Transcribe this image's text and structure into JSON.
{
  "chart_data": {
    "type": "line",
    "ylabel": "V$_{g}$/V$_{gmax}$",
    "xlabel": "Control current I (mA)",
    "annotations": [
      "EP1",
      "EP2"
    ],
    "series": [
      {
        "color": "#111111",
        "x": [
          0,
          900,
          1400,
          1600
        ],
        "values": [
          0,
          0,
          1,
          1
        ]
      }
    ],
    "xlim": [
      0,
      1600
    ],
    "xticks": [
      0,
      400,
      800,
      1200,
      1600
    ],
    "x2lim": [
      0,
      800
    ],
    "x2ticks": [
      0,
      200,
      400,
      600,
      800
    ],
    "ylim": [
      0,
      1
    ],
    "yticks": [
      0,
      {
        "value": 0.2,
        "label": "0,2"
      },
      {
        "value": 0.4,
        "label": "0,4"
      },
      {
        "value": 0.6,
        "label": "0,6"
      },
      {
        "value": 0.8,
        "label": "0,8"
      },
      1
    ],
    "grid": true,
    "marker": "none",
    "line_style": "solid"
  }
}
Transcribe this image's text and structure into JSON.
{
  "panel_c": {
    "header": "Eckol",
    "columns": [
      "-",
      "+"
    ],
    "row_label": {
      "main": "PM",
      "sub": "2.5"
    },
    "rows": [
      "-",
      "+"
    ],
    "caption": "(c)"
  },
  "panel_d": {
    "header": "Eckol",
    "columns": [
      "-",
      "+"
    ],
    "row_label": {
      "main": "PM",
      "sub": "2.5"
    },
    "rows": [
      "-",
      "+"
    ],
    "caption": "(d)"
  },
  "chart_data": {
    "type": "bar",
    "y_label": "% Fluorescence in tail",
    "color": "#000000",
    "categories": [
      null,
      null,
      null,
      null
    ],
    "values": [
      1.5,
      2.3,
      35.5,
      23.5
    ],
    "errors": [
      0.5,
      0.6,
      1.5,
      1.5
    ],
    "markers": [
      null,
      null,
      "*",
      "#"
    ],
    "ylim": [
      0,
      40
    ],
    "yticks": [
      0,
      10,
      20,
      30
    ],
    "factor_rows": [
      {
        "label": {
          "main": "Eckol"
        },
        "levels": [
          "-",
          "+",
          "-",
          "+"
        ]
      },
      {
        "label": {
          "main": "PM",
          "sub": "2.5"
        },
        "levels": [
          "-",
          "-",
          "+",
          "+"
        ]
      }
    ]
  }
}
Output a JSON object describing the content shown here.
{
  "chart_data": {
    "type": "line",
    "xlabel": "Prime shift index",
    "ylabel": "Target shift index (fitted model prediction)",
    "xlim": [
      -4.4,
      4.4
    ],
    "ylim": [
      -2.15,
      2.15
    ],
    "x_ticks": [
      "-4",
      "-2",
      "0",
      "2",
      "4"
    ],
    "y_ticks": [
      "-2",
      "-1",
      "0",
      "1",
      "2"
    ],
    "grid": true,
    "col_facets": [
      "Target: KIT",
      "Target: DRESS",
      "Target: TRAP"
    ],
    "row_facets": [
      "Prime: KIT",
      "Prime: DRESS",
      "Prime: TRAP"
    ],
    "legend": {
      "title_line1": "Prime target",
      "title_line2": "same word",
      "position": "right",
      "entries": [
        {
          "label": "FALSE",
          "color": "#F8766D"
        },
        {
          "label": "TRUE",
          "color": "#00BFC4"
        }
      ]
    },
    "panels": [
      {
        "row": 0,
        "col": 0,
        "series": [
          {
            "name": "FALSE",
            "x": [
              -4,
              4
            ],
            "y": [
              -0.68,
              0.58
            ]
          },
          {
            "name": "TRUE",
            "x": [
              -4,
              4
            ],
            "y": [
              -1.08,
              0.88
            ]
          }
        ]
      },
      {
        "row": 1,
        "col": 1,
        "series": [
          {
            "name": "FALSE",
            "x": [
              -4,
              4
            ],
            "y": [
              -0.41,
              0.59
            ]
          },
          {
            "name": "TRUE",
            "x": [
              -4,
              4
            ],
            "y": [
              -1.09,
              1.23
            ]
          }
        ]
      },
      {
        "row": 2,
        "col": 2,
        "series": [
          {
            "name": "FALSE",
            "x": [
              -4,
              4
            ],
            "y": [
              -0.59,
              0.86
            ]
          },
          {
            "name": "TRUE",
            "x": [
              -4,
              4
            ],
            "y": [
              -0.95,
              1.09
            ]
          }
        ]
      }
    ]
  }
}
══════
#### Task details:
Repeat every line of the data, exactly and in full.

#### Answer to this exercise:
Transcribe this image's text and structure into JSON.
{
  "chart_data": {
    "type": "line",
    "ylabel": "V$_{g}$/V$_{gmax}$",
    "xlabel": "Control current I (mA)",
    "annotations": [
      "EP1",
      "EP2"
    ],
    "series": [
      {
        "color": "#111111",
        "x": [
          0,
          900,
          1400,
          1600
        ],
        "values": [
          0,
          0,
          1,
          1
        ]
      }
    ],
    "xlim": [
      0,
      1600
    ],
    "xticks": [
      0,
      400,
      800,
      1200,
      1600
    ],
    "x2lim": [
      0,
      800
    ],
    "x2ticks": [
      0,
      200,
      400,
      600,
      800
    ],
    "ylim": [
      0,
      1
    ],
    "yticks": [
      0,
      {
        "value": 0.2,
        "label": "0,2"
      },
      {
        "value": 0.4,
        "label": "0,4"
      },
      {
        "value": 0.6,
        "label": "0,6"
      },
      {
        "value": 0.8,
        "label": "0,8"
      },
      1
    ],
    "grid": true,
    "marker": "none",
    "line_style": "solid"
  }
}
Transcribe this image's text and structure into JSON.
{
  "panel_c": {
    "header": "Eckol",
    "columns": [
      "-",
      "+"
    ],
    "row_label": {
      "main": "PM",
      "sub": "2.5"
    },
    "rows": [
      "-",
      "+"
    ],
    "caption": "(c)"
  },
  "panel_d": {
    "header": "Eckol",
    "columns": [
      "-",
      "+"
    ],
    "row_label": {
      "main": "PM",
      "sub": "2.5"
    },
    "rows": [
      "-",
      "+"
    ],
    "caption": "(d)"
  },
  "chart_data": {
    "type": "bar",
    "y_label": "% Fluorescence in tail",
    "color": "#000000",
    "categories": [
      null,
      null,
      null,
      null
    ],
    "values": [
      1.5,
      2.3,
      35.5,
      23.5
    ],
    "errors": [
      0.5,
      0.6,
      1.5,
      1.5
    ],
    "markers": [
      null,
      null,
      "*",
      "#"
    ],
    "ylim": [
      0,
      40
    ],
    "yticks": [
      0,
      10,
      20,
      30
    ],
    "factor_rows": [
      {
        "label": {
          "main": "Eckol"
        },
        "levels": [
          "-",
          "+",
          "-",
          "+"
        ]
      },
      {
        "label": {
          "main": "PM",
          "sub": "2.5"
        },
        "levels": [
          "-",
          "-",
          "+",
          "+"
        ]
      }
    ]
  }
}
Output a JSON object describing the content shown here.
{
  "chart_data": {
    "type": "line",
    "xlabel": "Prime shift index",
    "ylabel": "Target shift index (fitted model prediction)",
    "xlim": [
      -4.4,
      4.4
    ],
    "ylim": [
      -2.15,
      2.15
    ],
    "x_ticks": [
      "-4",
      "-2",
      "0",
      "2",
      "4"
    ],
    "y_ticks": [
      "-2",
      "-1",
      "0",
      "1",
      "2"
    ],
    "grid": true,
    "col_facets": [
      "Target: KIT",
      "Target: DRESS",
      "Target: TRAP"
    ],
    "row_facets": [
      "Prime: KIT",
      "Prime: DRESS",
      "Prime: TRAP"
    ],
    "legend": {
      "title_line1": "Prime target",
      "title_line2": "same word",
      "position": "right",
      "entries": [
        {
          "label": "FALSE",
          "color": "#F8766D"
        },
        {
          "label": "TRUE",
          "color": "#00BFC4"
        }
      ]
    },
    "panels": [
      {
        "row": 0,
        "col": 0,
        "series": [
          {
            "name": "FALSE",
            "x": [
              -4,
              4
            ],
            "y": [
              -0.68,
              0.58
            ]
          },
          {
            "name": "TRUE",
            "x": [
              -4,
              4
            ],
            "y": [
              -1.08,
              0.88
            ]
          }
        ]
      },
      {
        "row": 1,
        "col": 1,
        "series": [
          {
            "name": "FALSE",
            "x": [
              -4,
              4
            ],
            "y": [
              -0.41,
              0.59
            ]
          },
          {
            "name": "TRUE",
            "x": [
              -4,
              4
            ],
            "y": [
              -1.09,
              1.23
            ]
          }
        ]
      },
      {
        "row": 2,
        "col": 2,
        "series": [
          {
            "name": "FALSE",
            "x": [
              -4,
              4
            ],
            "y": [
              -0.59,
              0.86
            ]
          },
          {
            "name": "TRUE",
            "x": [
              -4,
              4
            ],
            "y": [
              -0.95,
              1.09
            ]
          }
        ]
      }
    ]
  }
}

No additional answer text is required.